__Task prompt__. Without skipping anything, write out each record below exactly.

***

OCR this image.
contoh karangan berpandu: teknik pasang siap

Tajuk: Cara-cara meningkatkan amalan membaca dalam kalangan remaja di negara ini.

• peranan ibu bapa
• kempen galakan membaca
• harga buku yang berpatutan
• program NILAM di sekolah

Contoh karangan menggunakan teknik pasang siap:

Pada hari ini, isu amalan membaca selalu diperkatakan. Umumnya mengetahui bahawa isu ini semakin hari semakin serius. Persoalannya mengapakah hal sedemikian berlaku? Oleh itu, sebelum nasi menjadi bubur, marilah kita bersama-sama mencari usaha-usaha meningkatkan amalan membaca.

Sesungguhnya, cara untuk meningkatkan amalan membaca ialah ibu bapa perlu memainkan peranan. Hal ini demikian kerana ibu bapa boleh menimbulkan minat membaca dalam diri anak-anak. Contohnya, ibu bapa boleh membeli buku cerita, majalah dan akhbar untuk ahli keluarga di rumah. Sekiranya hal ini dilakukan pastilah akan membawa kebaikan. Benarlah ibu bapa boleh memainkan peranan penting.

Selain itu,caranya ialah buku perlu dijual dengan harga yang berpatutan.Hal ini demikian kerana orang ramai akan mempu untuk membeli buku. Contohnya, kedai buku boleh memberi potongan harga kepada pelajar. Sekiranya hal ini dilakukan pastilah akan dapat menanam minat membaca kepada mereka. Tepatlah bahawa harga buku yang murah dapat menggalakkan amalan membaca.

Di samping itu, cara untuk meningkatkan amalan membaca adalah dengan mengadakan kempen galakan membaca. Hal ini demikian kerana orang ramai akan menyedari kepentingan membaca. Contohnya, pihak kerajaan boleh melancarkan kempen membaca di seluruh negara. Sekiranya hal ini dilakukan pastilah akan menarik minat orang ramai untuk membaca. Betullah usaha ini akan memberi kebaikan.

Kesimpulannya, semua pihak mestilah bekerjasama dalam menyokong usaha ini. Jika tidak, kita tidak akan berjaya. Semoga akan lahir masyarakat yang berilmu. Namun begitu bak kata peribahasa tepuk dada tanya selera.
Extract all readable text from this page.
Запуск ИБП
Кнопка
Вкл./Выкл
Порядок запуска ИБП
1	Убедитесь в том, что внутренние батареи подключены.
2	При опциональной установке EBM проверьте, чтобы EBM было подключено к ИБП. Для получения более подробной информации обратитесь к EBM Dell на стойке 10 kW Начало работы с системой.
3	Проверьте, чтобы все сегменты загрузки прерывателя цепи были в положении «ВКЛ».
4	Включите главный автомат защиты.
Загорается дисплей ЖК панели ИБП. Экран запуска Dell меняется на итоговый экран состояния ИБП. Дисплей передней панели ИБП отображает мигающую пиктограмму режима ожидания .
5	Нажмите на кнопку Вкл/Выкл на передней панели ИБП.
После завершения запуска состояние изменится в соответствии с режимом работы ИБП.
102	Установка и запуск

***

__Written solution__.
OCR this image.
contoh karangan berpandu: teknik pasang siap

Tajuk: Cara-cara meningkatkan amalan membaca dalam kalangan remaja di negara ini.

• peranan ibu bapa
• kempen galakan membaca
• harga buku yang berpatutan
• program NILAM di sekolah

Contoh karangan menggunakan teknik pasang siap:

Pada hari ini, isu amalan membaca selalu diperkatakan. Umumnya mengetahui bahawa isu ini semakin hari semakin serius. Persoalannya mengapakah hal sedemikian berlaku? Oleh itu, sebelum nasi menjadi bubur, marilah kita bersama-sama mencari usaha-usaha meningkatkan amalan membaca.

Sesungguhnya, cara untuk meningkatkan amalan membaca ialah ibu bapa perlu memainkan peranan. Hal ini demikian kerana ibu bapa boleh menimbulkan minat membaca dalam diri anak-anak. Contohnya, ibu bapa boleh membeli buku cerita, majalah dan akhbar untuk ahli keluarga di rumah. Sekiranya hal ini dilakukan pastilah akan membawa kebaikan. Benarlah ibu bapa boleh memainkan peranan penting.

Selain itu,caranya ialah buku perlu dijual dengan harga yang berpatutan.Hal ini demikian kerana orang ramai akan mempu untuk membeli buku. Contohnya, kedai buku boleh memberi potongan harga kepada pelajar. Sekiranya hal ini dilakukan pastilah akan dapat menanam minat membaca kepada mereka. Tepatlah bahawa harga buku yang murah dapat menggalakkan amalan membaca.

Di samping itu, cara untuk meningkatkan amalan membaca adalah dengan mengadakan kempen galakan membaca. Hal ini demikian kerana orang ramai akan menyedari kepentingan membaca. Contohnya, pihak kerajaan boleh melancarkan kempen membaca di seluruh negara. Sekiranya hal ini dilakukan pastilah akan menarik minat orang ramai untuk membaca. Betullah usaha ini akan memberi kebaikan.

Kesimpulannya, semua pihak mestilah bekerjasama dalam menyokong usaha ini. Jika tidak, kita tidak akan berjaya. Semoga akan lahir masyarakat yang berilmu. Namun begitu bak kata peribahasa tepuk dada tanya selera.
Extract all readable text from this page.
Запуск ИБП
Кнопка
Вкл./Выкл
Порядок запуска ИБП
1	Убедитесь в том, что внутренние батареи подключены.
2	При опциональной установке EBM проверьте, чтобы EBM было подключено к ИБП. Для получения более подробной информации обратитесь к EBM Dell на стойке 10 kW Начало работы с системой.
3	Проверьте, чтобы все сегменты загрузки прерывателя цепи были в положении «ВКЛ».
4	Включите главный автомат защиты.
Загорается дисплей ЖК панели ИБП. Экран запуска Dell меняется на итоговый экран состояния ИБП. Дисплей передней панели ИБП отображает мигающую пиктограмму режима ожидания .
5	Нажмите на кнопку Вкл/Выкл на передней панели ИБП.
После завершения запуска состояние изменится в соответствии с режимом работы ИБП.
102	Установка и запуск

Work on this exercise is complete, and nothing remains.